> [Goal of the exercise]: The records below hold pictures; please leave those out and retype the rest exactly.

########

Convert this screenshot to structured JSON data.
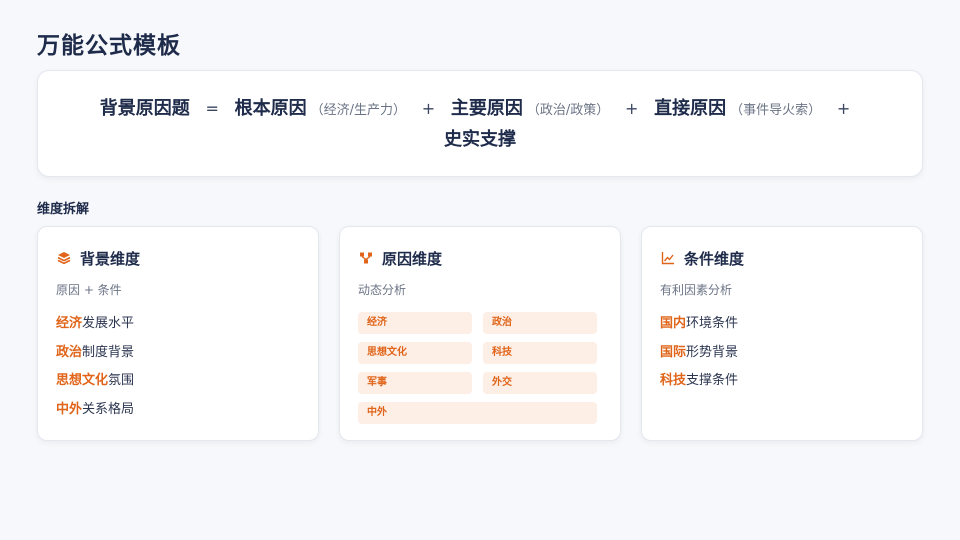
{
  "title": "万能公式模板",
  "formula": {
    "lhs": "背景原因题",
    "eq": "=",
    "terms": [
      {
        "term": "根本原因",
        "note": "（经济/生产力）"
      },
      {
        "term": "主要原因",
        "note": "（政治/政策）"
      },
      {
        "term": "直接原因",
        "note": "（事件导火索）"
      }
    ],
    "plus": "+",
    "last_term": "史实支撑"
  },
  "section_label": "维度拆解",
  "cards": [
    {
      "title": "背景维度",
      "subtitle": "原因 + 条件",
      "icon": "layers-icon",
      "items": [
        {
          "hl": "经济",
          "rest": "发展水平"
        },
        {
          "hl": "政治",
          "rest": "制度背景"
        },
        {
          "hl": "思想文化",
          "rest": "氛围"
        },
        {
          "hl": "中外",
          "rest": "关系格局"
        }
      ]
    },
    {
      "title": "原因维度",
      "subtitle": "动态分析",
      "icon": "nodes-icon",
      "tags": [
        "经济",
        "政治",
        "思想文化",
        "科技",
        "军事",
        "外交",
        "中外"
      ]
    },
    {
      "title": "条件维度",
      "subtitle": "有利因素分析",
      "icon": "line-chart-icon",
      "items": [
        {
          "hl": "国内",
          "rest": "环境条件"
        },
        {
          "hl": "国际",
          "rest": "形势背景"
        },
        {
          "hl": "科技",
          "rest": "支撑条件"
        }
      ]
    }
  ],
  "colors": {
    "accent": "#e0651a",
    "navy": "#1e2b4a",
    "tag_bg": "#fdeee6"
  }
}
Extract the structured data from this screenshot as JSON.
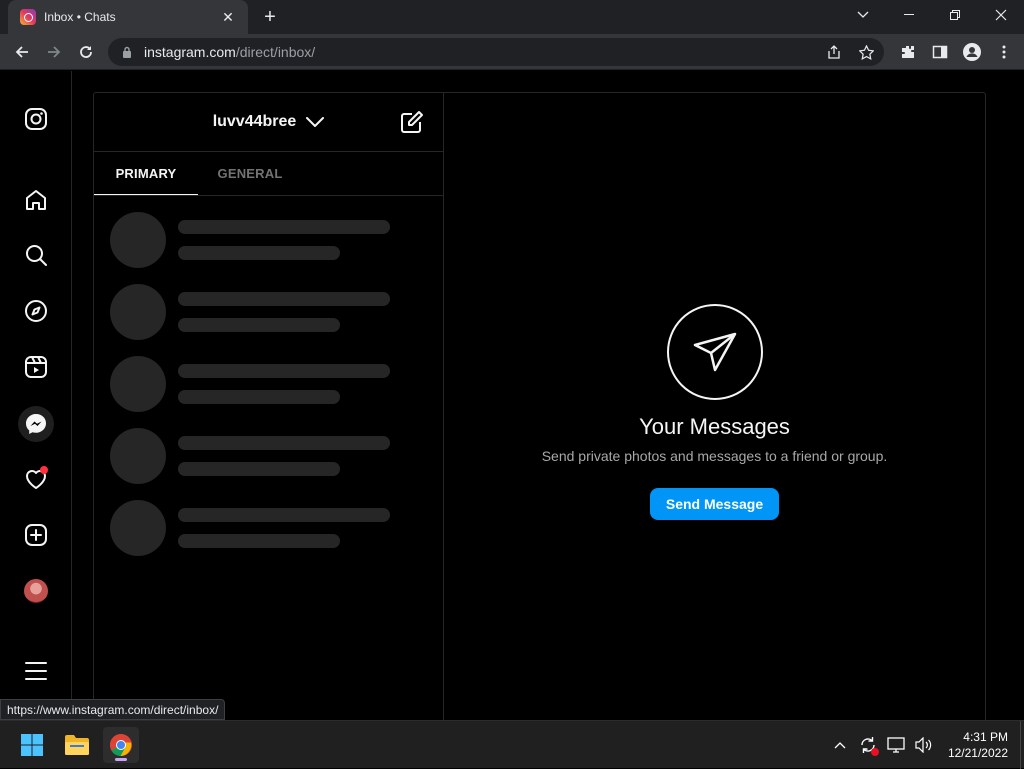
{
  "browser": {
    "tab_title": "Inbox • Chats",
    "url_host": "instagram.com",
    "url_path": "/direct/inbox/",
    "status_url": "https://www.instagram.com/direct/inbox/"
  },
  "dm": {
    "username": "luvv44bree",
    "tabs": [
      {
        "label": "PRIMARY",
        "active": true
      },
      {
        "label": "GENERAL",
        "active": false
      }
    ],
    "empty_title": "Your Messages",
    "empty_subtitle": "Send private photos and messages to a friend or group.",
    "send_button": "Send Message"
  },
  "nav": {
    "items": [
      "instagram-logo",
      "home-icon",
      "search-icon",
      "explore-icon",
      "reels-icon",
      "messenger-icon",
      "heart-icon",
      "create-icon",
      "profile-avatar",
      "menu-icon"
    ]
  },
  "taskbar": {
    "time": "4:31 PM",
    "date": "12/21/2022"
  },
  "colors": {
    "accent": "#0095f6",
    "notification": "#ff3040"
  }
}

########

> [Result of the task]:
Convert this screenshot to structured JSON data.
{
  "title": "万能公式模板",
  "formula": {
    "lhs": "背景原因题",
    "eq": "=",
    "terms": [
      {
        "term": "根本原因",
        "note": "（经济/生产力）"
      },
      {
        "term": "主要原因",
        "note": "（政治/政策）"
      },
      {
        "term": "直接原因",
        "note": "（事件导火索）"
      }
    ],
    "plus": "+",
    "last_term": "史实支撑"
  },
  "section_label": "维度拆解",
  "cards": [
    {
      "title": "背景维度",
      "subtitle": "原因 + 条件",
      "icon": "layers-icon",
      "items": [
        {
          "hl": "经济",
          "rest": "发展水平"
        },
        {
          "hl": "政治",
          "rest": "制度背景"
        },
        {
          "hl": "思想文化",
          "rest": "氛围"
        },
        {
          "hl": "中外",
          "rest": "关系格局"
        }
      ]
    },
    {
      "title": "原因维度",
      "subtitle": "动态分析",
      "icon": "nodes-icon",
      "tags": [
        "经济",
        "政治",
        "思想文化",
        "科技",
        "军事",
        "外交",
        "中外"
      ]
    },
    {
      "title": "条件维度",
      "subtitle": "有利因素分析",
      "icon": "line-chart-icon",
      "items": [
        {
          "hl": "国内",
          "rest": "环境条件"
        },
        {
          "hl": "国际",
          "rest": "形势背景"
        },
        {
          "hl": "科技",
          "rest": "支撑条件"
        }
      ]
    }
  ],
  "colors": {
    "accent": "#e0651a",
    "navy": "#1e2b4a",
    "tag_bg": "#fdeee6"
  }
}
Extract the structured data from this screenshot as JSON.
{
  "browser": {
    "tab_title": "Inbox • Chats",
    "url_host": "instagram.com",
    "url_path": "/direct/inbox/",
    "status_url": "https://www.instagram.com/direct/inbox/"
  },
  "dm": {
    "username": "luvv44bree",
    "tabs": [
      {
        "label": "PRIMARY",
        "active": true
      },
      {
        "label": "GENERAL",
        "active": false
      }
    ],
    "empty_title": "Your Messages",
    "empty_subtitle": "Send private photos and messages to a friend or group.",
    "send_button": "Send Message"
  },
  "nav": {
    "items": [
      "instagram-logo",
      "home-icon",
      "search-icon",
      "explore-icon",
      "reels-icon",
      "messenger-icon",
      "heart-icon",
      "create-icon",
      "profile-avatar",
      "menu-icon"
    ]
  },
  "taskbar": {
    "time": "4:31 PM",
    "date": "12/21/2022"
  },
  "colors": {
    "accent": "#0095f6",
    "notification": "#ff3040"
  }
}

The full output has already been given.